# DATA SECTION
───

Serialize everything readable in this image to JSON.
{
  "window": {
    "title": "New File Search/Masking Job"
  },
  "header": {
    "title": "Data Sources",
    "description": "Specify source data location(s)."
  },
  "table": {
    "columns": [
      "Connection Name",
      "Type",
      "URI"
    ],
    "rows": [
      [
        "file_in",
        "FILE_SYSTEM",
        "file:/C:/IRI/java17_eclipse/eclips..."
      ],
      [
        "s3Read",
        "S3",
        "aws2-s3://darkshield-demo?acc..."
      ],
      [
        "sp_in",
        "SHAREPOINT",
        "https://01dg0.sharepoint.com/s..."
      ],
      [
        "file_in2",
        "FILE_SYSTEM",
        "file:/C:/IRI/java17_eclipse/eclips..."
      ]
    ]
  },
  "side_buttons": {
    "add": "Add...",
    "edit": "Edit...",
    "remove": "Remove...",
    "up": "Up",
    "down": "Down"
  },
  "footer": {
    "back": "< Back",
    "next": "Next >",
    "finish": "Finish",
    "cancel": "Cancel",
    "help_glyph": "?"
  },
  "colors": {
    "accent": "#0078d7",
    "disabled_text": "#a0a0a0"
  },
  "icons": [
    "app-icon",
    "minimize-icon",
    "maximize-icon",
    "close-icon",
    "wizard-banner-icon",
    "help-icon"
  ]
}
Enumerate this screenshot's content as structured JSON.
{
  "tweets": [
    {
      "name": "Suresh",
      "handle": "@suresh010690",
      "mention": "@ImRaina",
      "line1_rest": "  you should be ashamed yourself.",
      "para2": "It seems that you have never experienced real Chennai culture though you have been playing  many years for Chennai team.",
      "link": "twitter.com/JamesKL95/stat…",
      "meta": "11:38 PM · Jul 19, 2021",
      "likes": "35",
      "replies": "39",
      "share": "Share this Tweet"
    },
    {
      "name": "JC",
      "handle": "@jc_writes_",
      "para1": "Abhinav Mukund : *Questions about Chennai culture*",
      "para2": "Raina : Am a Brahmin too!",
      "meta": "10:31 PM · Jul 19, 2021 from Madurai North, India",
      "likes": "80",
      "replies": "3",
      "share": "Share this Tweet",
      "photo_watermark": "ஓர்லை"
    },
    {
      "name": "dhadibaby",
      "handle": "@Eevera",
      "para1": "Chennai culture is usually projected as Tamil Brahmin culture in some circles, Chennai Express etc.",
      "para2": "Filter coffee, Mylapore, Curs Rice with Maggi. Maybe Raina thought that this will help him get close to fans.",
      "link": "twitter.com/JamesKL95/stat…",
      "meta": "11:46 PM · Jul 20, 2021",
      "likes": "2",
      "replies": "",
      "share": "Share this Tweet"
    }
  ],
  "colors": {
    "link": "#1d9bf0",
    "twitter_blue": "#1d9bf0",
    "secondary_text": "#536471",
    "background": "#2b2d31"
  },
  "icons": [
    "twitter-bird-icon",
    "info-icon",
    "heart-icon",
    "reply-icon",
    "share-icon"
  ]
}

───

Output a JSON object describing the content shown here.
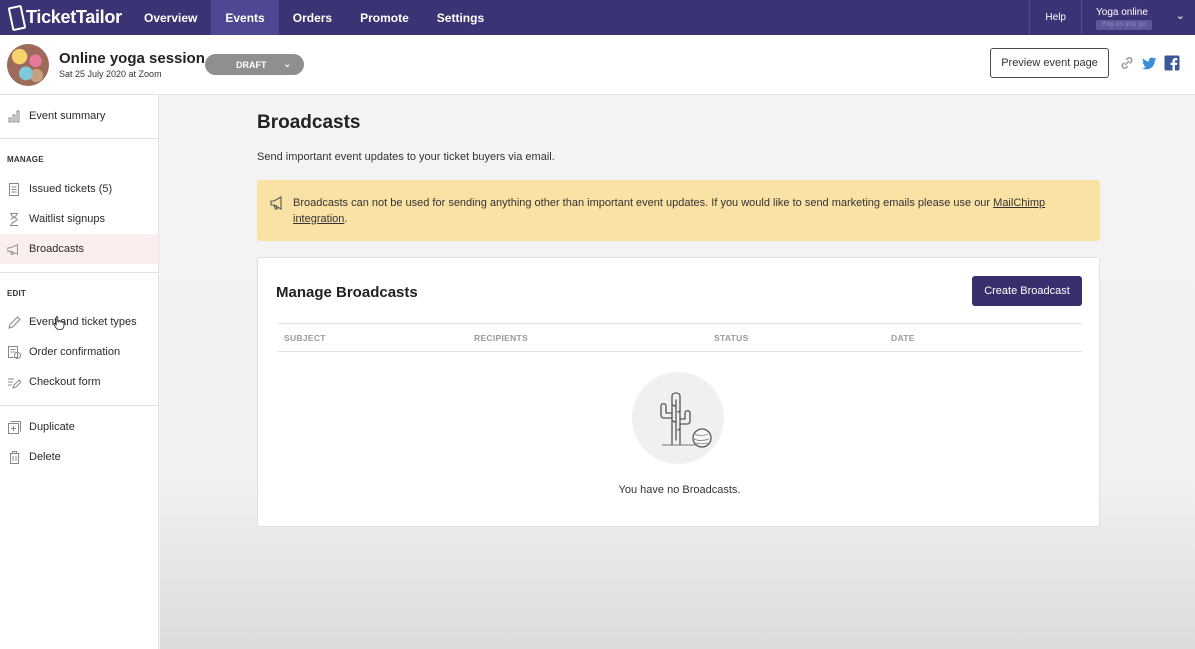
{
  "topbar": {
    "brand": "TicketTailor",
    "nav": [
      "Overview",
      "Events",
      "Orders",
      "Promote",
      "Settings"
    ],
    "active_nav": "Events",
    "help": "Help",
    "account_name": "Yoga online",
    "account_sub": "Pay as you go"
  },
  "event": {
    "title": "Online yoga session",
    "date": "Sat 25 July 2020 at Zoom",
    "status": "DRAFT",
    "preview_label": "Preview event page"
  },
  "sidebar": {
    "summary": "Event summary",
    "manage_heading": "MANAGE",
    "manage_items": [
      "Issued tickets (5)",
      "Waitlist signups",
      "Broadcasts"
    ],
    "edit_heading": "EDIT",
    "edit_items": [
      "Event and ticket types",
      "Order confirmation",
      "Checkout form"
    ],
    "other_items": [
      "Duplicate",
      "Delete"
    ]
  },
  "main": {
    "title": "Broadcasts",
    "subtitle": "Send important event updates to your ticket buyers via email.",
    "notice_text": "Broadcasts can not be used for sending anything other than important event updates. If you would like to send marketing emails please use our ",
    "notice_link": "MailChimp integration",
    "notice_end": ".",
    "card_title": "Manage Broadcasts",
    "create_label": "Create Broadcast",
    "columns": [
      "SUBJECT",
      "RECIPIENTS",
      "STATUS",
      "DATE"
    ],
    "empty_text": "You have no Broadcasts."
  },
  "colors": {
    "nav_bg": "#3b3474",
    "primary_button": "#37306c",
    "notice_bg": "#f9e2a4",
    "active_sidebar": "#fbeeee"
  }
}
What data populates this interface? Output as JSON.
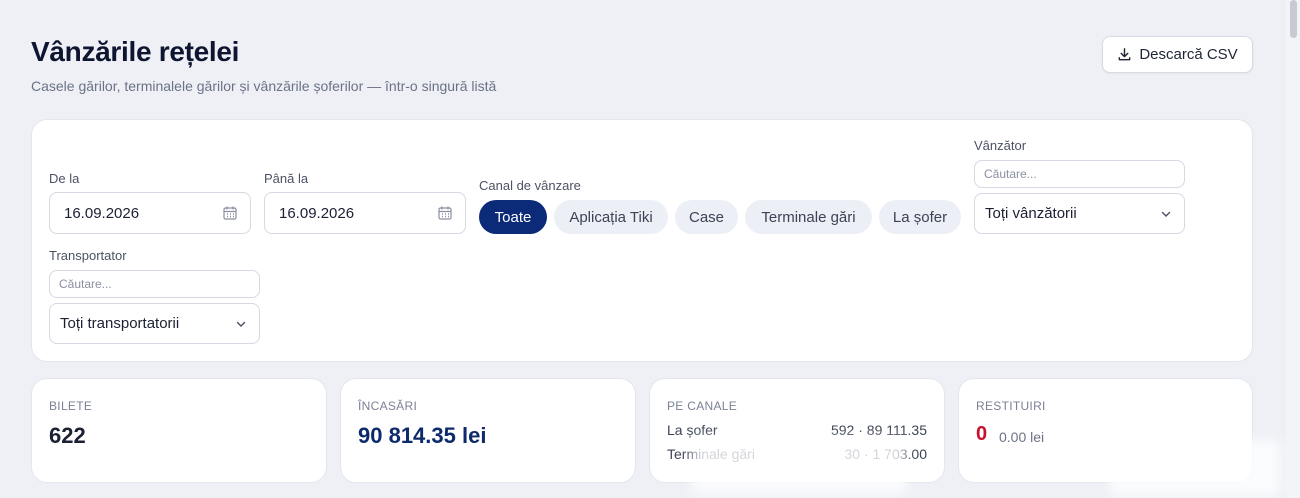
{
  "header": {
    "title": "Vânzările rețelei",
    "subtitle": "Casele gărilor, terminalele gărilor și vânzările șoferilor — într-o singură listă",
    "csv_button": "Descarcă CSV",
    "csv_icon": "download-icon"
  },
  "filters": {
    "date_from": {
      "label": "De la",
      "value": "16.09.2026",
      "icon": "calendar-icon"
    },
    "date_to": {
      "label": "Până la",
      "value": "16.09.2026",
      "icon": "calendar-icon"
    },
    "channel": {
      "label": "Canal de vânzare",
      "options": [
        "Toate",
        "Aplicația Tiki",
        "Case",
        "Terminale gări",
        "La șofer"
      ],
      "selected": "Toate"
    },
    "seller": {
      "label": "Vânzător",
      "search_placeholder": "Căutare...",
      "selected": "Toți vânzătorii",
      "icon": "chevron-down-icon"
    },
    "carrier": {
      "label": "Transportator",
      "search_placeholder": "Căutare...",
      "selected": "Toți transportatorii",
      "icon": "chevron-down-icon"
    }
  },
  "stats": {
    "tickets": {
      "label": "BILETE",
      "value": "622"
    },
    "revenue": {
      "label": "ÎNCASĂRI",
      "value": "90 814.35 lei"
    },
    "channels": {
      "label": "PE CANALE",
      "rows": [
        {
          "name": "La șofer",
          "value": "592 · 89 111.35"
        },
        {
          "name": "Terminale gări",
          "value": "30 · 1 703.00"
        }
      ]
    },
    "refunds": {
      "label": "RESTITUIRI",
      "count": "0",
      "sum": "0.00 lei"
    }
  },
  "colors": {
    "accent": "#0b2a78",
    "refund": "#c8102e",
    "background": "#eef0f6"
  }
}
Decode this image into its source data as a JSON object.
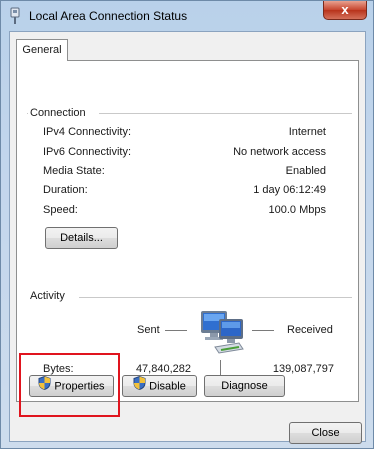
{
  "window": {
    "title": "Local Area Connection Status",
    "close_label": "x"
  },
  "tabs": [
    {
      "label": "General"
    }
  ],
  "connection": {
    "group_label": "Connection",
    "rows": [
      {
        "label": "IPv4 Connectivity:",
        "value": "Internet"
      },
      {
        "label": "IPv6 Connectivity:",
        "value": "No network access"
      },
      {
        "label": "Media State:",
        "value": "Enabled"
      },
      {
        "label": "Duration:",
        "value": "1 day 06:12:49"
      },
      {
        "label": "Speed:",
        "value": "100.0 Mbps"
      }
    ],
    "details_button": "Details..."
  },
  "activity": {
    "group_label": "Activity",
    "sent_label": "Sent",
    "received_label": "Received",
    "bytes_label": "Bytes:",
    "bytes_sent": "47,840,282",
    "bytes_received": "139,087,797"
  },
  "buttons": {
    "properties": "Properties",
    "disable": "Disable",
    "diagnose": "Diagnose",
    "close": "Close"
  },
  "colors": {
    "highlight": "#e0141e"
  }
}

───

# WHAT YOU NEED TO DO
Filter the records above for "Brahmin" and copy every matching line.

# OUTPUT OF THE EXERCISE
      "para2": "Raina : Am a Brahmin too!",
      "para1": "Chennai culture is usually projected as Tamil Brahmin culture in some circles, Chennai Express etc.",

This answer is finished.